## Given task
Set the listing down again in full, word for word, with the pictures left out.

## Material to process

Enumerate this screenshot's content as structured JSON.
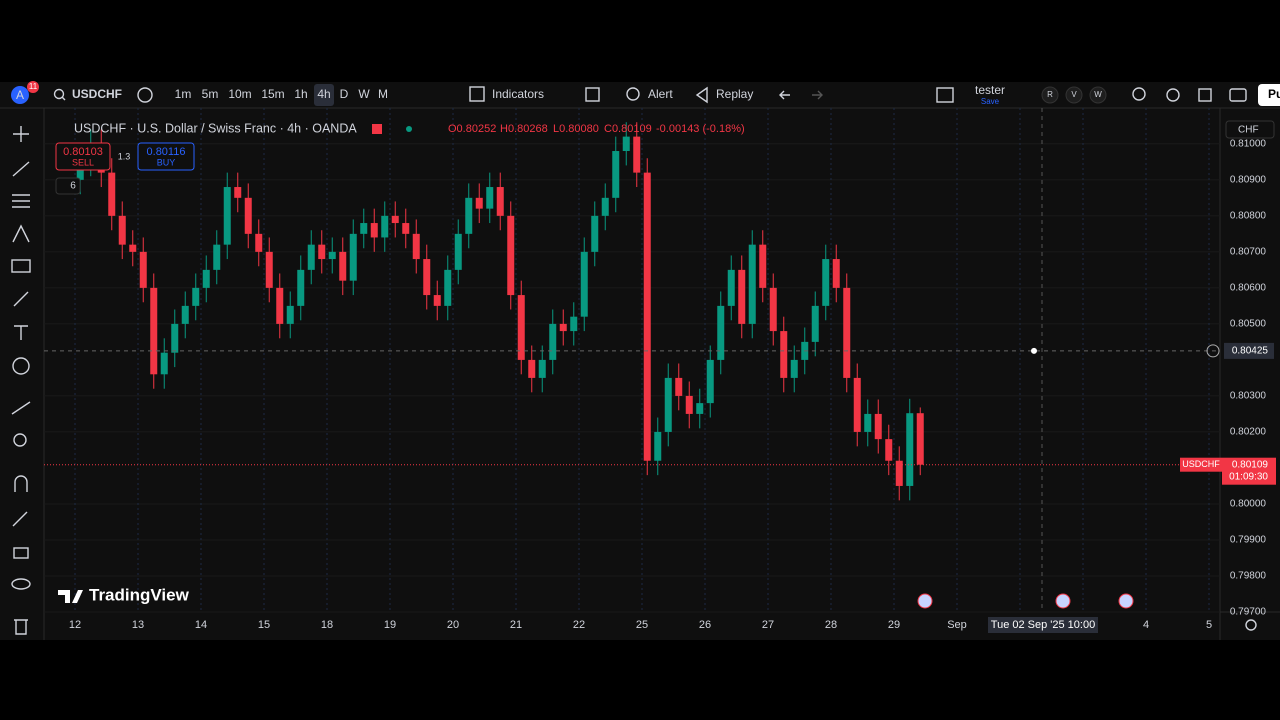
{
  "toolbar": {
    "avatar": "A",
    "badge": "11",
    "symbol": "USDCHF",
    "intervals": [
      "1m",
      "5m",
      "10m",
      "15m",
      "1h",
      "4h",
      "D",
      "W",
      "M"
    ],
    "indicators": "Indicators",
    "alert": "Alert",
    "replay": "Replay",
    "layout_name": "tester",
    "layout_status": "Save",
    "circles": [
      "R",
      "V",
      "W"
    ],
    "publish": "Pu"
  },
  "legend": {
    "title": "USDCHF · U.S. Dollar / Swiss Franc · 4h · OANDA",
    "ohlc": [
      "O0.80252",
      "H0.80268",
      "L0.80080",
      "C0.80109",
      "-0.00143 (-0.18%)"
    ],
    "sell_price": "0.80103",
    "sell": "SELL",
    "spread": "1.3",
    "buy_price": "0.80116",
    "buy": "BUY",
    "indicator_count": "6"
  },
  "price_axis": {
    "currency": "CHF",
    "tag_symbol": "USDCHF",
    "tag_price": "0.80109",
    "tag_countdown": "01:09:30",
    "crosshair_price": "0.80425"
  },
  "time_axis": {
    "crosshair_time": "Tue 02 Sep '25 10:00"
  },
  "watermark": "TradingView",
  "chart_data": {
    "type": "candlestick",
    "open": [
      0.809,
      0.8095,
      0.81,
      0.8092,
      0.808,
      0.8072,
      0.807,
      0.806,
      0.8036,
      0.8042,
      0.805,
      0.8055,
      0.806,
      0.8065,
      0.8072,
      0.8088,
      0.8085,
      0.8075,
      0.807,
      0.806,
      0.805,
      0.8055,
      0.8065,
      0.8072,
      0.8068,
      0.807,
      0.8062,
      0.8075,
      0.8078,
      0.8074,
      0.808,
      0.8078,
      0.8075,
      0.8068,
      0.8058,
      0.8055,
      0.8065,
      0.8075,
      0.8085,
      0.8082,
      0.8088,
      0.808,
      0.8058,
      0.804,
      0.8035,
      0.804,
      0.805,
      0.8048,
      0.8052,
      0.807,
      0.808,
      0.8085,
      0.8098,
      0.8102,
      0.8092,
      0.8012,
      0.802,
      0.8035,
      0.803,
      0.8025,
      0.8028,
      0.804,
      0.8055,
      0.8065,
      0.805,
      0.8072,
      0.806,
      0.8048,
      0.8035,
      0.804,
      0.8045,
      0.8055,
      0.8068,
      0.806,
      0.8035,
      0.802,
      0.8025,
      0.8018,
      0.8012,
      0.8005,
      0.80252
    ],
    "high": [
      0.8099,
      0.8104,
      0.8104,
      0.8096,
      0.8084,
      0.8076,
      0.8074,
      0.8064,
      0.8046,
      0.8054,
      0.8059,
      0.8064,
      0.8069,
      0.8076,
      0.8092,
      0.8092,
      0.8089,
      0.8079,
      0.8074,
      0.8064,
      0.8059,
      0.8069,
      0.8076,
      0.8076,
      0.8074,
      0.8074,
      0.8079,
      0.8082,
      0.8082,
      0.8084,
      0.8084,
      0.8082,
      0.8079,
      0.8072,
      0.8062,
      0.8069,
      0.8079,
      0.8089,
      0.8089,
      0.8092,
      0.8092,
      0.8084,
      0.8062,
      0.8044,
      0.8044,
      0.8054,
      0.8054,
      0.8056,
      0.8074,
      0.8084,
      0.8089,
      0.8102,
      0.8106,
      0.8106,
      0.8096,
      0.8024,
      0.8039,
      0.8039,
      0.8034,
      0.8032,
      0.8044,
      0.8059,
      0.8069,
      0.8069,
      0.8076,
      0.8076,
      0.8064,
      0.8052,
      0.8044,
      0.8049,
      0.8059,
      0.8072,
      0.8072,
      0.8064,
      0.8039,
      0.8029,
      0.8029,
      0.8022,
      0.8016,
      0.80292,
      0.80268
    ],
    "low": [
      0.8086,
      0.8091,
      0.8088,
      0.8076,
      0.8068,
      0.8066,
      0.8056,
      0.8032,
      0.8032,
      0.8038,
      0.8046,
      0.8051,
      0.8056,
      0.8061,
      0.8068,
      0.8081,
      0.8071,
      0.8066,
      0.8056,
      0.8046,
      0.8046,
      0.8051,
      0.8061,
      0.8064,
      0.8064,
      0.8058,
      0.8058,
      0.8071,
      0.807,
      0.807,
      0.8074,
      0.8071,
      0.8064,
      0.8054,
      0.8051,
      0.8051,
      0.8061,
      0.8071,
      0.8078,
      0.8078,
      0.8076,
      0.8054,
      0.8036,
      0.8031,
      0.8031,
      0.8036,
      0.8044,
      0.8044,
      0.8048,
      0.8066,
      0.8076,
      0.8081,
      0.8094,
      0.8088,
      0.8008,
      0.8008,
      0.8016,
      0.8026,
      0.8021,
      0.8021,
      0.8024,
      0.8036,
      0.8051,
      0.8046,
      0.8046,
      0.8056,
      0.8044,
      0.8031,
      0.8031,
      0.8036,
      0.8041,
      0.8051,
      0.8056,
      0.8031,
      0.8016,
      0.8016,
      0.8014,
      0.8008,
      0.8001,
      0.8001,
      0.8008
    ],
    "close": [
      0.8095,
      0.81,
      0.8092,
      0.808,
      0.8072,
      0.807,
      0.806,
      0.8036,
      0.8042,
      0.805,
      0.8055,
      0.806,
      0.8065,
      0.8072,
      0.8088,
      0.8085,
      0.8075,
      0.807,
      0.806,
      0.805,
      0.8055,
      0.8065,
      0.8072,
      0.8068,
      0.807,
      0.8062,
      0.8075,
      0.8078,
      0.8074,
      0.808,
      0.8078,
      0.8075,
      0.8068,
      0.8058,
      0.8055,
      0.8065,
      0.8075,
      0.8085,
      0.8082,
      0.8088,
      0.808,
      0.8058,
      0.804,
      0.8035,
      0.804,
      0.805,
      0.8048,
      0.8052,
      0.807,
      0.808,
      0.8085,
      0.8098,
      0.8102,
      0.8092,
      0.8012,
      0.802,
      0.8035,
      0.803,
      0.8025,
      0.8028,
      0.804,
      0.8055,
      0.8065,
      0.805,
      0.8072,
      0.806,
      0.8048,
      0.8035,
      0.804,
      0.8045,
      0.8055,
      0.8068,
      0.806,
      0.8035,
      0.802,
      0.8025,
      0.8018,
      0.8012,
      0.8005,
      0.80252,
      0.80109
    ],
    "x_labels": [
      "12",
      "13",
      "14",
      "15",
      "18",
      "19",
      "20",
      "21",
      "22",
      "25",
      "26",
      "27",
      "28",
      "29",
      "Sep",
      null,
      null,
      "4",
      "5"
    ],
    "up_color": "#089981",
    "down_color": "#f23645",
    "ylim": [
      0.797,
      0.8108
    ],
    "yticks": [
      {
        "value": 0.81,
        "label": "0.81000"
      },
      {
        "value": 0.809,
        "label": "0.80900"
      },
      {
        "value": 0.808,
        "label": "0.80800"
      },
      {
        "value": 0.807,
        "label": "0.80700"
      },
      {
        "value": 0.806,
        "label": "0.80600"
      },
      {
        "value": 0.805,
        "label": "0.80500"
      },
      {
        "value": 0.803,
        "label": "0.80300"
      },
      {
        "value": 0.802,
        "label": "0.80200"
      },
      {
        "value": 0.8,
        "label": "0.80000"
      },
      {
        "value": 0.799,
        "label": "0.79900"
      },
      {
        "value": 0.798,
        "label": "0.79800"
      },
      {
        "value": 0.797,
        "label": "0.79700"
      }
    ],
    "crosshair_price_value": 0.80425,
    "last_price_value": 0.80109
  }
}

## Correct response
Enumerate this screenshot's content as structured JSON.
{
  "toolbar": {
    "avatar": "A",
    "badge": "11",
    "symbol": "USDCHF",
    "intervals": [
      "1m",
      "5m",
      "10m",
      "15m",
      "1h",
      "4h",
      "D",
      "W",
      "M"
    ],
    "indicators": "Indicators",
    "alert": "Alert",
    "replay": "Replay",
    "layout_name": "tester",
    "layout_status": "Save",
    "circles": [
      "R",
      "V",
      "W"
    ],
    "publish": "Pu"
  },
  "legend": {
    "title": "USDCHF · U.S. Dollar / Swiss Franc · 4h · OANDA",
    "ohlc": [
      "O0.80252",
      "H0.80268",
      "L0.80080",
      "C0.80109",
      "-0.00143 (-0.18%)"
    ],
    "sell_price": "0.80103",
    "sell": "SELL",
    "spread": "1.3",
    "buy_price": "0.80116",
    "buy": "BUY",
    "indicator_count": "6"
  },
  "price_axis": {
    "currency": "CHF",
    "tag_symbol": "USDCHF",
    "tag_price": "0.80109",
    "tag_countdown": "01:09:30",
    "crosshair_price": "0.80425"
  },
  "time_axis": {
    "crosshair_time": "Tue 02 Sep '25 10:00"
  },
  "watermark": "TradingView",
  "chart_data": {
    "type": "candlestick",
    "open": [
      0.809,
      0.8095,
      0.81,
      0.8092,
      0.808,
      0.8072,
      0.807,
      0.806,
      0.8036,
      0.8042,
      0.805,
      0.8055,
      0.806,
      0.8065,
      0.8072,
      0.8088,
      0.8085,
      0.8075,
      0.807,
      0.806,
      0.805,
      0.8055,
      0.8065,
      0.8072,
      0.8068,
      0.807,
      0.8062,
      0.8075,
      0.8078,
      0.8074,
      0.808,
      0.8078,
      0.8075,
      0.8068,
      0.8058,
      0.8055,
      0.8065,
      0.8075,
      0.8085,
      0.8082,
      0.8088,
      0.808,
      0.8058,
      0.804,
      0.8035,
      0.804,
      0.805,
      0.8048,
      0.8052,
      0.807,
      0.808,
      0.8085,
      0.8098,
      0.8102,
      0.8092,
      0.8012,
      0.802,
      0.8035,
      0.803,
      0.8025,
      0.8028,
      0.804,
      0.8055,
      0.8065,
      0.805,
      0.8072,
      0.806,
      0.8048,
      0.8035,
      0.804,
      0.8045,
      0.8055,
      0.8068,
      0.806,
      0.8035,
      0.802,
      0.8025,
      0.8018,
      0.8012,
      0.8005,
      0.80252
    ],
    "high": [
      0.8099,
      0.8104,
      0.8104,
      0.8096,
      0.8084,
      0.8076,
      0.8074,
      0.8064,
      0.8046,
      0.8054,
      0.8059,
      0.8064,
      0.8069,
      0.8076,
      0.8092,
      0.8092,
      0.8089,
      0.8079,
      0.8074,
      0.8064,
      0.8059,
      0.8069,
      0.8076,
      0.8076,
      0.8074,
      0.8074,
      0.8079,
      0.8082,
      0.8082,
      0.8084,
      0.8084,
      0.8082,
      0.8079,
      0.8072,
      0.8062,
      0.8069,
      0.8079,
      0.8089,
      0.8089,
      0.8092,
      0.8092,
      0.8084,
      0.8062,
      0.8044,
      0.8044,
      0.8054,
      0.8054,
      0.8056,
      0.8074,
      0.8084,
      0.8089,
      0.8102,
      0.8106,
      0.8106,
      0.8096,
      0.8024,
      0.8039,
      0.8039,
      0.8034,
      0.8032,
      0.8044,
      0.8059,
      0.8069,
      0.8069,
      0.8076,
      0.8076,
      0.8064,
      0.8052,
      0.8044,
      0.8049,
      0.8059,
      0.8072,
      0.8072,
      0.8064,
      0.8039,
      0.8029,
      0.8029,
      0.8022,
      0.8016,
      0.80292,
      0.80268
    ],
    "low": [
      0.8086,
      0.8091,
      0.8088,
      0.8076,
      0.8068,
      0.8066,
      0.8056,
      0.8032,
      0.8032,
      0.8038,
      0.8046,
      0.8051,
      0.8056,
      0.8061,
      0.8068,
      0.8081,
      0.8071,
      0.8066,
      0.8056,
      0.8046,
      0.8046,
      0.8051,
      0.8061,
      0.8064,
      0.8064,
      0.8058,
      0.8058,
      0.8071,
      0.807,
      0.807,
      0.8074,
      0.8071,
      0.8064,
      0.8054,
      0.8051,
      0.8051,
      0.8061,
      0.8071,
      0.8078,
      0.8078,
      0.8076,
      0.8054,
      0.8036,
      0.8031,
      0.8031,
      0.8036,
      0.8044,
      0.8044,
      0.8048,
      0.8066,
      0.8076,
      0.8081,
      0.8094,
      0.8088,
      0.8008,
      0.8008,
      0.8016,
      0.8026,
      0.8021,
      0.8021,
      0.8024,
      0.8036,
      0.8051,
      0.8046,
      0.8046,
      0.8056,
      0.8044,
      0.8031,
      0.8031,
      0.8036,
      0.8041,
      0.8051,
      0.8056,
      0.8031,
      0.8016,
      0.8016,
      0.8014,
      0.8008,
      0.8001,
      0.8001,
      0.8008
    ],
    "close": [
      0.8095,
      0.81,
      0.8092,
      0.808,
      0.8072,
      0.807,
      0.806,
      0.8036,
      0.8042,
      0.805,
      0.8055,
      0.806,
      0.8065,
      0.8072,
      0.8088,
      0.8085,
      0.8075,
      0.807,
      0.806,
      0.805,
      0.8055,
      0.8065,
      0.8072,
      0.8068,
      0.807,
      0.8062,
      0.8075,
      0.8078,
      0.8074,
      0.808,
      0.8078,
      0.8075,
      0.8068,
      0.8058,
      0.8055,
      0.8065,
      0.8075,
      0.8085,
      0.8082,
      0.8088,
      0.808,
      0.8058,
      0.804,
      0.8035,
      0.804,
      0.805,
      0.8048,
      0.8052,
      0.807,
      0.808,
      0.8085,
      0.8098,
      0.8102,
      0.8092,
      0.8012,
      0.802,
      0.8035,
      0.803,
      0.8025,
      0.8028,
      0.804,
      0.8055,
      0.8065,
      0.805,
      0.8072,
      0.806,
      0.8048,
      0.8035,
      0.804,
      0.8045,
      0.8055,
      0.8068,
      0.806,
      0.8035,
      0.802,
      0.8025,
      0.8018,
      0.8012,
      0.8005,
      0.80252,
      0.80109
    ],
    "x_labels": [
      "12",
      "13",
      "14",
      "15",
      "18",
      "19",
      "20",
      "21",
      "22",
      "25",
      "26",
      "27",
      "28",
      "29",
      "Sep",
      null,
      null,
      "4",
      "5"
    ],
    "up_color": "#089981",
    "down_color": "#f23645",
    "ylim": [
      0.797,
      0.8108
    ],
    "yticks": [
      {
        "value": 0.81,
        "label": "0.81000"
      },
      {
        "value": 0.809,
        "label": "0.80900"
      },
      {
        "value": 0.808,
        "label": "0.80800"
      },
      {
        "value": 0.807,
        "label": "0.80700"
      },
      {
        "value": 0.806,
        "label": "0.80600"
      },
      {
        "value": 0.805,
        "label": "0.80500"
      },
      {
        "value": 0.803,
        "label": "0.80300"
      },
      {
        "value": 0.802,
        "label": "0.80200"
      },
      {
        "value": 0.8,
        "label": "0.80000"
      },
      {
        "value": 0.799,
        "label": "0.79900"
      },
      {
        "value": 0.798,
        "label": "0.79800"
      },
      {
        "value": 0.797,
        "label": "0.79700"
      }
    ],
    "crosshair_price_value": 0.80425,
    "last_price_value": 0.80109
  }
}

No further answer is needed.